§ EXTRAIT FOURNI:

- - - - - - -

La controverse sur la souscription pour Notre-Dame n’en finit pas

Par Jean-Christophe Castelain · Le Journal des Arts

Le 23 mai 2019 - 863 mots

PARIS

La décision de la Fondation du patrimoine de clore la souscription pour la cathédrale n’est pas du goût de tout le monde. La Fondation Notre-Dame et le ministre de la Culture dénoncent un acte unilatéral.

La cathédrale Notre-Dame de Paris avant l'incendie.
La cathédrale Notre-Dame de Paris avant l'incendie.
Photo Pxhere

Paris. Ce qui apparaissait au lendemain de la catastrophe comme un formidable mouvement de solidarité et d’émotion est en train de se transformer en objet de controverse générale. La fumée s’échappait encore de la cathédrale que l’afflux de dons en provenance des grandes fortunes suscitait déjà des remarques acerbes sur le mode : « On trouve de l’argent pour les vieilles pierres, mais pas pour les gens dans la précarité », ou des slogans plus ciblés : « Les riches feraient mieux de payer des impôts plutôt que de s’acheter une belle image. »

- - - - - - -

§ TRAVAIL DEMANDÉ: Recopiez intégralement l'extrait ci-dessus sur la souscription pour Notre-Dame, sans y changer un seul mot.

- - - - - - -

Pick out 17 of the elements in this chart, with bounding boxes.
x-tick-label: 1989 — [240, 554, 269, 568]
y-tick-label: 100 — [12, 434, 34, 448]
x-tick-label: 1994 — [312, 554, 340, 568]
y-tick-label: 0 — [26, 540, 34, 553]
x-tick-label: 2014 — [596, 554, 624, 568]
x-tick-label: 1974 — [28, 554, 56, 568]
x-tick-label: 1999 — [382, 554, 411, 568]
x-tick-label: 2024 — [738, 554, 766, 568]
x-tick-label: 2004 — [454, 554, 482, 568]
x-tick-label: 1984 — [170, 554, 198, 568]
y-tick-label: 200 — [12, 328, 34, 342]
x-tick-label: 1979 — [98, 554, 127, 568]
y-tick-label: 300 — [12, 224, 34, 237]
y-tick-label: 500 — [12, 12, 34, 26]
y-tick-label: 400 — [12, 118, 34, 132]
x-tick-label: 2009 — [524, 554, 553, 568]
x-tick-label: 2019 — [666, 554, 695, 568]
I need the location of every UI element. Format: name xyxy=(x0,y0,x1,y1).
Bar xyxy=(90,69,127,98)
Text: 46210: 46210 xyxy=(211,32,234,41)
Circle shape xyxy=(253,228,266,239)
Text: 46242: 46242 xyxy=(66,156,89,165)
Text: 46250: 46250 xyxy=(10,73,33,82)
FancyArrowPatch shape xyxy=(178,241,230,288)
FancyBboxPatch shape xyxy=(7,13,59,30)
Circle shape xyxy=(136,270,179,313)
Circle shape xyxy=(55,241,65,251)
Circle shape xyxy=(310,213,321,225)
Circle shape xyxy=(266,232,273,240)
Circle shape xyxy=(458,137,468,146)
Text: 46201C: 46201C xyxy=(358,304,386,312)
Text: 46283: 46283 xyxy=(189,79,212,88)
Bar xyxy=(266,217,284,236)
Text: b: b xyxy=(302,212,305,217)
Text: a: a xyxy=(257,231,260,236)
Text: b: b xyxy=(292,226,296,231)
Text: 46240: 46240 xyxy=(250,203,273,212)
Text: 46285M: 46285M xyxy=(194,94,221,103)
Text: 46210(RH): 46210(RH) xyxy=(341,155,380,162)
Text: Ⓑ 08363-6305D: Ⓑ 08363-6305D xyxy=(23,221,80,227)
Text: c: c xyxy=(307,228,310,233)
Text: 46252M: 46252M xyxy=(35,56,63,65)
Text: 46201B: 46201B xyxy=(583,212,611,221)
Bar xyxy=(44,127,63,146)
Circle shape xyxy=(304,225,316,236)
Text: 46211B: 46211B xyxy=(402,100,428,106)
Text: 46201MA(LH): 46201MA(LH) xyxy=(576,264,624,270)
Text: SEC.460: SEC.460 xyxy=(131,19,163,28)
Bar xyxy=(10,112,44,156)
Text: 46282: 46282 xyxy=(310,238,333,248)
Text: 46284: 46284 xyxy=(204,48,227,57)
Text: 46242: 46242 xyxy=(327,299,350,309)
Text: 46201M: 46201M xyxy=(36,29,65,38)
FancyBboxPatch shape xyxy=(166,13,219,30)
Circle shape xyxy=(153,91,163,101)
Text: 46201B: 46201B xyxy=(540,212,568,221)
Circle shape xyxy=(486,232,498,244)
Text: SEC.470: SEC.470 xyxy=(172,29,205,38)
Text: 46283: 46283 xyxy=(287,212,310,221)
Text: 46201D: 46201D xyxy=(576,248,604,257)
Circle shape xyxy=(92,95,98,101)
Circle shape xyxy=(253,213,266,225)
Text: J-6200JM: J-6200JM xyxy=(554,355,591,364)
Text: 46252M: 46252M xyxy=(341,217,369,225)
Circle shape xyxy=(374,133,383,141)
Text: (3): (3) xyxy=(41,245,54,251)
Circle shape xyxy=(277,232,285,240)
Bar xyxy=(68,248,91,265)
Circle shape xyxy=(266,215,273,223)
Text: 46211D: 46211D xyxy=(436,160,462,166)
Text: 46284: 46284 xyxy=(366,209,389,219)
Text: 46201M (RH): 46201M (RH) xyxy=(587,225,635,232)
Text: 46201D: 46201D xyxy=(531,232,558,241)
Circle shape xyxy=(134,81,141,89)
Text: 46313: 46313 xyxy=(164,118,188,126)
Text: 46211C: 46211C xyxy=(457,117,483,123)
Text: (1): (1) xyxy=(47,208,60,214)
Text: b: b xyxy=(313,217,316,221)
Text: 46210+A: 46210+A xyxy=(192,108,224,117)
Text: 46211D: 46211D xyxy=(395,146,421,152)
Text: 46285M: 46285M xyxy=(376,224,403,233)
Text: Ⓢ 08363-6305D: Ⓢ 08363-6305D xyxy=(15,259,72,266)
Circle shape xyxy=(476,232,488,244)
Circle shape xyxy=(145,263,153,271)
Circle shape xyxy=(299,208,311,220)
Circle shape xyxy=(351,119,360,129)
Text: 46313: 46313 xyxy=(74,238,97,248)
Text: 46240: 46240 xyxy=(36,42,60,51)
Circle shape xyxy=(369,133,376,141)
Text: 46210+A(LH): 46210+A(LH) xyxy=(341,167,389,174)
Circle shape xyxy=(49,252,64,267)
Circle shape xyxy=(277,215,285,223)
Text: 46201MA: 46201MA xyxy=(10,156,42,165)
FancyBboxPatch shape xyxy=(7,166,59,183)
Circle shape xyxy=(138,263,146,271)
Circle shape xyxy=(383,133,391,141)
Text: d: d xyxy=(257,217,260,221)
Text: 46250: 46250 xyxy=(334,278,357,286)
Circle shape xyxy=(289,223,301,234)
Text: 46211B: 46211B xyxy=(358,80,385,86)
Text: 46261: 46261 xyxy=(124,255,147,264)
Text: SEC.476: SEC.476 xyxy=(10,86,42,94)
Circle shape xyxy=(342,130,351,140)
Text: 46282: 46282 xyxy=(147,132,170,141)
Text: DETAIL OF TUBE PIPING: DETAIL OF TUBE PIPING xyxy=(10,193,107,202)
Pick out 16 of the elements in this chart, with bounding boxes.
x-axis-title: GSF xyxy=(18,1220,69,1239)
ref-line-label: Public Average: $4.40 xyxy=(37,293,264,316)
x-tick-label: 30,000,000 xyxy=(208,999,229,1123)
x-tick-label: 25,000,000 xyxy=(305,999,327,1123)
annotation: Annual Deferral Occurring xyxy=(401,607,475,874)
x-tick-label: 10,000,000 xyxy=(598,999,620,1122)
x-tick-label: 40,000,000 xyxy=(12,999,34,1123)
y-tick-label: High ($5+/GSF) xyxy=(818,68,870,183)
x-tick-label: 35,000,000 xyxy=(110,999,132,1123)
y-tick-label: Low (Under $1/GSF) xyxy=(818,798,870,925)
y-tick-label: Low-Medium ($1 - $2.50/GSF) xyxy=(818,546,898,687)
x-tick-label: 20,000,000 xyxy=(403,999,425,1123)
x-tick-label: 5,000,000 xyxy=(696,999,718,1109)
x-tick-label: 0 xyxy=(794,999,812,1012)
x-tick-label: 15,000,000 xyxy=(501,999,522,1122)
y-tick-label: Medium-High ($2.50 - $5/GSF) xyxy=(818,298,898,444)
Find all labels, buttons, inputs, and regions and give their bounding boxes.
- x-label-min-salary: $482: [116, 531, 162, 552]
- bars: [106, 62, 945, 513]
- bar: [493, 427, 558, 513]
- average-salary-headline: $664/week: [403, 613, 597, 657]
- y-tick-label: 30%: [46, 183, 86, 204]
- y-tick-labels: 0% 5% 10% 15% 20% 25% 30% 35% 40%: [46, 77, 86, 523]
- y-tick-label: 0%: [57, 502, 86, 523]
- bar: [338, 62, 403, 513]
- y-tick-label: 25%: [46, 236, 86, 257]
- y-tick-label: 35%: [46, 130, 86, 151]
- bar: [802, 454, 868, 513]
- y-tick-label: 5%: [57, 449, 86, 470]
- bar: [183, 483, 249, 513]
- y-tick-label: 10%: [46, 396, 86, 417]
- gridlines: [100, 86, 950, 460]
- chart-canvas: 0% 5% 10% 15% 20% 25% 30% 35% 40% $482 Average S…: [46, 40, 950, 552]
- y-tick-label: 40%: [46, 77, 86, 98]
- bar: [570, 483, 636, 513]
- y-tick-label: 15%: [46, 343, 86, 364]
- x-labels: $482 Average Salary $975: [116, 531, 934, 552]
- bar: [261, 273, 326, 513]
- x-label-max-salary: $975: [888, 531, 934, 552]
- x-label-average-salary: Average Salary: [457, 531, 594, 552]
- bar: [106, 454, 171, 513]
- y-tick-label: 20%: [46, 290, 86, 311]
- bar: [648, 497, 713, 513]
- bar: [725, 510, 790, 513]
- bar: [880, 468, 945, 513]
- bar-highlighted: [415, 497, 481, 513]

- - - - - - -

§ CORRIGÉ CI-DESSOUS:
La controverse sur la souscription pour Notre-Dame n’en finit pas

Par Jean-Christophe Castelain · Le Journal des Arts

Le 23 mai 2019 - 863 mots

PARIS

La décision de la Fondation du patrimoine de clore la souscription pour la cathédrale n’est pas du goût de tout le monde. La Fondation Notre-Dame et le ministre de la Culture dénoncent un acte unilatéral.

La cathédrale Notre-Dame de Paris avant l'incendie.
La cathédrale Notre-Dame de Paris avant l'incendie.
Photo Pxhere

Paris. Ce qui apparaissait au lendemain de la catastrophe comme un formidable mouvement de solidarité et d’émotion est en train de se transformer en objet de controverse générale. La fumée s’échappait encore de la cathédrale que l’afflux de dons en provenance des grandes fortunes suscitait déjà des remarques acerbes sur le mode : « On trouve de l’argent pour les vieilles pierres, mais pas pour les gens dans la précarité », ou des slogans plus ciblés : « Les riches feraient mieux de payer des impôts plutôt que de s’acheter une belle image. »